● Short exercise: Lines containing the word "ECONOMIES" are the ones to copy from the records below.

(Chart and figure data)
-------

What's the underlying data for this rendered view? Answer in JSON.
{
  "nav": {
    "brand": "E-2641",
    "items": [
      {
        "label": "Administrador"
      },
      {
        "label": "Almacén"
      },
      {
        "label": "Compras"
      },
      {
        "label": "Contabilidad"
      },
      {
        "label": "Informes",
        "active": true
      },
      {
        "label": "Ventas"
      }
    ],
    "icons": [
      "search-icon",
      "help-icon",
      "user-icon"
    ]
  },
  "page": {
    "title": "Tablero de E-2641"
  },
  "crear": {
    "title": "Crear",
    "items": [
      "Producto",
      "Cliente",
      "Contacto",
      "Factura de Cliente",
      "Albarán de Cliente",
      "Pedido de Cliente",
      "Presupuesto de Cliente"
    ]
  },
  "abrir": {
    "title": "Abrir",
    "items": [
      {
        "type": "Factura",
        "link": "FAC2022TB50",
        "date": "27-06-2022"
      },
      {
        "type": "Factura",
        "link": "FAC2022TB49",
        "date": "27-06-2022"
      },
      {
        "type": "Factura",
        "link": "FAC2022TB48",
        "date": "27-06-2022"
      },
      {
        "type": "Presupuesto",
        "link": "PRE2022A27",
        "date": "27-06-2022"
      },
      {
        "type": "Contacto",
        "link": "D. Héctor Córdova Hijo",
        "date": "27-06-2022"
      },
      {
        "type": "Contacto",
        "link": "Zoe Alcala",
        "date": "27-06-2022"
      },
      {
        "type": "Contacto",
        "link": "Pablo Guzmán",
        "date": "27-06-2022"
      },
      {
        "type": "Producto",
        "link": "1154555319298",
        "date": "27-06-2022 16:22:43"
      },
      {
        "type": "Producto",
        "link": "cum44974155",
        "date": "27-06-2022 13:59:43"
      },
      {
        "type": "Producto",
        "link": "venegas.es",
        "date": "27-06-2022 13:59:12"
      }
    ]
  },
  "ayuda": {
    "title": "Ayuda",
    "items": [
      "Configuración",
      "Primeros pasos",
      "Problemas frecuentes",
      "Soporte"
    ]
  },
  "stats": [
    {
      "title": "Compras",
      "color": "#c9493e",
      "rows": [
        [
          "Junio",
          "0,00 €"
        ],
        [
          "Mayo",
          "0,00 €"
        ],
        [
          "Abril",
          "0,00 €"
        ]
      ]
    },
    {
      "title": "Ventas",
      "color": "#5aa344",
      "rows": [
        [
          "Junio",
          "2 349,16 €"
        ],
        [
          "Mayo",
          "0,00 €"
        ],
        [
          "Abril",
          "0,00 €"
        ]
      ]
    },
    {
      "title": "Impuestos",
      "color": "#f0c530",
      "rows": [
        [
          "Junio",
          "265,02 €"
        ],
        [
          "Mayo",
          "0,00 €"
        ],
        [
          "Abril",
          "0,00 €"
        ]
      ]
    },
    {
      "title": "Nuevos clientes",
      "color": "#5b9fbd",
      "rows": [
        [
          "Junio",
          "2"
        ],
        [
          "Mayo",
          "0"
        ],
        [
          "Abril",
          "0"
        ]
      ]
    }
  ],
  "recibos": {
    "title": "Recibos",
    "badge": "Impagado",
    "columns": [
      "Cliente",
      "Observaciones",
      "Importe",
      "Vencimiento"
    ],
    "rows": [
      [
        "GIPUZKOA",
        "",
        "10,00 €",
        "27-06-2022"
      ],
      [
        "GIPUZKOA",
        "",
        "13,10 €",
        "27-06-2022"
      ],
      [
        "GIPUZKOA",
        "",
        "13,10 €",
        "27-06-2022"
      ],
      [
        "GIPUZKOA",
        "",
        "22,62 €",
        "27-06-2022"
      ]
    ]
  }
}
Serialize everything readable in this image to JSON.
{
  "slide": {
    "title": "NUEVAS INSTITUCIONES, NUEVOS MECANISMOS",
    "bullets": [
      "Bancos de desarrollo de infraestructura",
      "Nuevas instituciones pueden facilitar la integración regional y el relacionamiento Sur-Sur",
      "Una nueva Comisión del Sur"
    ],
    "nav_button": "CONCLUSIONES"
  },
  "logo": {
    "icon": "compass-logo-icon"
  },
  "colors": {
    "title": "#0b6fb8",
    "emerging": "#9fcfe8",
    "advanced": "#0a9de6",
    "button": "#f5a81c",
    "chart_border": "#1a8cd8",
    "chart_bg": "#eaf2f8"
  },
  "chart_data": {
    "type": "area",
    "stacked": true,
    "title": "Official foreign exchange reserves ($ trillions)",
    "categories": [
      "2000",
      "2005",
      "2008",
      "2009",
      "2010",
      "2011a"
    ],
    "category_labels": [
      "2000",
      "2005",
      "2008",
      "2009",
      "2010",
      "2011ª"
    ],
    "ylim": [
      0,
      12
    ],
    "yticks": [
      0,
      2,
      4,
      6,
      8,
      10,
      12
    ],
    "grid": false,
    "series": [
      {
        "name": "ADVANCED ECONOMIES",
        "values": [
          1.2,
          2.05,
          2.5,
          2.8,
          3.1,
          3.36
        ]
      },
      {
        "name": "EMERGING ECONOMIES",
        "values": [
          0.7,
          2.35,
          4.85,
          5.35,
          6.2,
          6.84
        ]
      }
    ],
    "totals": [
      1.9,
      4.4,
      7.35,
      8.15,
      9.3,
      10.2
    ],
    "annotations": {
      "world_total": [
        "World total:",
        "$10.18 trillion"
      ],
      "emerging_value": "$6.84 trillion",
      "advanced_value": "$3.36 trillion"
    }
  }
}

-------

● Full output:
        "name": "ADVANCED ECONOMIES",
        "name": "EMERGING ECONOMIES",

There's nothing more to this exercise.